What the exercise asks |
Type out the complete listing below word for word, without its pictures.
— BEGIN Provided records —
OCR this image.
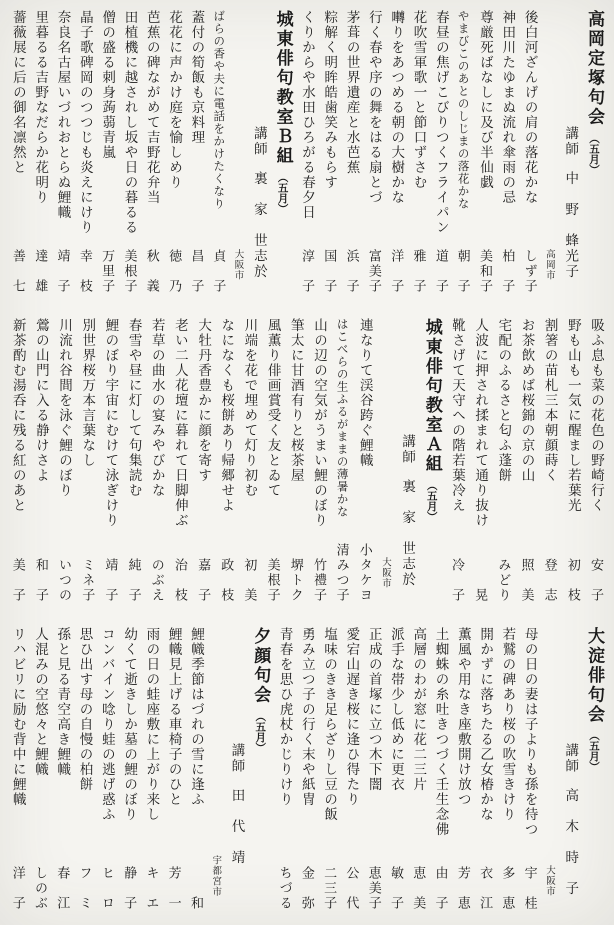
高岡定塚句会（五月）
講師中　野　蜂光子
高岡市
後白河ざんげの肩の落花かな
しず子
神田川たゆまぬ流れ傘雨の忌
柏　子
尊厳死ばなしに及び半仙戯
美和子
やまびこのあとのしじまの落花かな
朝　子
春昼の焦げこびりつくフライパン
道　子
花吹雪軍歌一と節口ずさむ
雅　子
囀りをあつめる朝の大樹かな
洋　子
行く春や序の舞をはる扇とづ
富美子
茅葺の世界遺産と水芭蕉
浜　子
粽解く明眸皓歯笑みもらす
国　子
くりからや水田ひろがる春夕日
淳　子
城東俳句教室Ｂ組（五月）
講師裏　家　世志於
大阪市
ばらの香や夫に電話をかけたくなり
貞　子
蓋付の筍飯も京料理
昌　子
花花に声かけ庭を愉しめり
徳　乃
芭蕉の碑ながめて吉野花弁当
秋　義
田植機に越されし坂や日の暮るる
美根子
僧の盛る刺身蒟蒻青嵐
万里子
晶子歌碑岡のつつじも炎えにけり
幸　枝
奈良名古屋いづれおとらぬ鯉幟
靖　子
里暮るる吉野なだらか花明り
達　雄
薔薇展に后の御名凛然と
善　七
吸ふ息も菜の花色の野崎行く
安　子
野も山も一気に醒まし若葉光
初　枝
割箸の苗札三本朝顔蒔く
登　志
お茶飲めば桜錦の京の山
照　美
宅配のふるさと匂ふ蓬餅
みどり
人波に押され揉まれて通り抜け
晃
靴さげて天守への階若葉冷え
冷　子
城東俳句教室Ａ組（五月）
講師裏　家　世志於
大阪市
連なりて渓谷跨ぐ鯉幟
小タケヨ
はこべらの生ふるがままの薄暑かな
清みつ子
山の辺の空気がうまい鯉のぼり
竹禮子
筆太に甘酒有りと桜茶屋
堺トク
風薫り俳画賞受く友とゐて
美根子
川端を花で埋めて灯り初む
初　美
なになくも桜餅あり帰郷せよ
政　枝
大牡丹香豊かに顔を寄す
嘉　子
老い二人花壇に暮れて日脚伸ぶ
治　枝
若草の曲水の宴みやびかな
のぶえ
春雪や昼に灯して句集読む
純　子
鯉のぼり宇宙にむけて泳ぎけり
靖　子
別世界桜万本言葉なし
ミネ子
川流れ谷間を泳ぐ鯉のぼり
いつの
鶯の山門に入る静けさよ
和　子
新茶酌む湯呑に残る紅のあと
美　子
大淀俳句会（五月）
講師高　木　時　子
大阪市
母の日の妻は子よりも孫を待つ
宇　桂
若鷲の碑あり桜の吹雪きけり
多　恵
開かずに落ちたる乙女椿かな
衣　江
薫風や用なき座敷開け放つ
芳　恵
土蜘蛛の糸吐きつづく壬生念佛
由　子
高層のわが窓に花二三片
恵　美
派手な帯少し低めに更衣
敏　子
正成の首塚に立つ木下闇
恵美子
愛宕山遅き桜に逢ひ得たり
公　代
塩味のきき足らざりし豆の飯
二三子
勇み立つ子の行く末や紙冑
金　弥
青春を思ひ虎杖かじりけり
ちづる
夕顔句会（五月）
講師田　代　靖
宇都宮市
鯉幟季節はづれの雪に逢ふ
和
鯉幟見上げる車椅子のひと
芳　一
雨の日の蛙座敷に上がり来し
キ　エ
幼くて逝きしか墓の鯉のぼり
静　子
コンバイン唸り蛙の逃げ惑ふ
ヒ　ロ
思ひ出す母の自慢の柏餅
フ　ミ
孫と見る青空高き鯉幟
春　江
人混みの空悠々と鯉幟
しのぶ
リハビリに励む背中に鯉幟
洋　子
— END Provided records —
Output of the task |
OCR this image.
高岡定塚句会（五月）
講師中　野　蜂光子
高岡市
後白河ざんげの肩の落花かな
しず子
神田川たゆまぬ流れ傘雨の忌
柏　子
尊厳死ばなしに及び半仙戯
美和子
やまびこのあとのしじまの落花かな
朝　子
春昼の焦げこびりつくフライパン
道　子
花吹雪軍歌一と節口ずさむ
雅　子
囀りをあつめる朝の大樹かな
洋　子
行く春や序の舞をはる扇とづ
富美子
茅葺の世界遺産と水芭蕉
浜　子
粽解く明眸皓歯笑みもらす
国　子
くりからや水田ひろがる春夕日
淳　子
城東俳句教室Ｂ組（五月）
講師裏　家　世志於
大阪市
ばらの香や夫に電話をかけたくなり
貞　子
蓋付の筍飯も京料理
昌　子
花花に声かけ庭を愉しめり
徳　乃
芭蕉の碑ながめて吉野花弁当
秋　義
田植機に越されし坂や日の暮るる
美根子
僧の盛る刺身蒟蒻青嵐
万里子
晶子歌碑岡のつつじも炎えにけり
幸　枝
奈良名古屋いづれおとらぬ鯉幟
靖　子
里暮るる吉野なだらか花明り
達　雄
薔薇展に后の御名凛然と
善　七
吸ふ息も菜の花色の野崎行く
安　子
野も山も一気に醒まし若葉光
初　枝
割箸の苗札三本朝顔蒔く
登　志
お茶飲めば桜錦の京の山
照　美
宅配のふるさと匂ふ蓬餅
みどり
人波に押され揉まれて通り抜け
晃
靴さげて天守への階若葉冷え
冷　子
城東俳句教室Ａ組（五月）
講師裏　家　世志於
大阪市
連なりて渓谷跨ぐ鯉幟
小タケヨ
はこべらの生ふるがままの薄暑かな
清みつ子
山の辺の空気がうまい鯉のぼり
竹禮子
筆太に甘酒有りと桜茶屋
堺トク
風薫り俳画賞受く友とゐて
美根子
川端を花で埋めて灯り初む
初　美
なになくも桜餅あり帰郷せよ
政　枝
大牡丹香豊かに顔を寄す
嘉　子
老い二人花壇に暮れて日脚伸ぶ
治　枝
若草の曲水の宴みやびかな
のぶえ
春雪や昼に灯して句集読む
純　子
鯉のぼり宇宙にむけて泳ぎけり
靖　子
別世界桜万本言葉なし
ミネ子
川流れ谷間を泳ぐ鯉のぼり
いつの
鶯の山門に入る静けさよ
和　子
新茶酌む湯呑に残る紅のあと
美　子
大淀俳句会（五月）
講師高　木　時　子
大阪市
母の日の妻は子よりも孫を待つ
宇　桂
若鷲の碑あり桜の吹雪きけり
多　恵
開かずに落ちたる乙女椿かな
衣　江
薫風や用なき座敷開け放つ
芳　恵
土蜘蛛の糸吐きつづく壬生念佛
由　子
高層のわが窓に花二三片
恵　美
派手な帯少し低めに更衣
敏　子
正成の首塚に立つ木下闇
恵美子
愛宕山遅き桜に逢ひ得たり
公　代
塩味のきき足らざりし豆の飯
二三子
勇み立つ子の行く末や紙冑
金　弥
青春を思ひ虎杖かじりけり
ちづる
夕顔句会（五月）
講師田　代　靖
宇都宮市
鯉幟季節はづれの雪に逢ふ
和
鯉幟見上げる車椅子のひと
芳　一
雨の日の蛙座敷に上がり来し
キ　エ
幼くて逝きしか墓の鯉のぼり
静　子
コンバイン唸り蛙の逃げ惑ふ
ヒ　ロ
思ひ出す母の自慢の柏餅
フ　ミ
孫と見る青空高き鯉幟
春　江
人混みの空悠々と鯉幟
しのぶ
リハビリに励む背中に鯉幟
洋　子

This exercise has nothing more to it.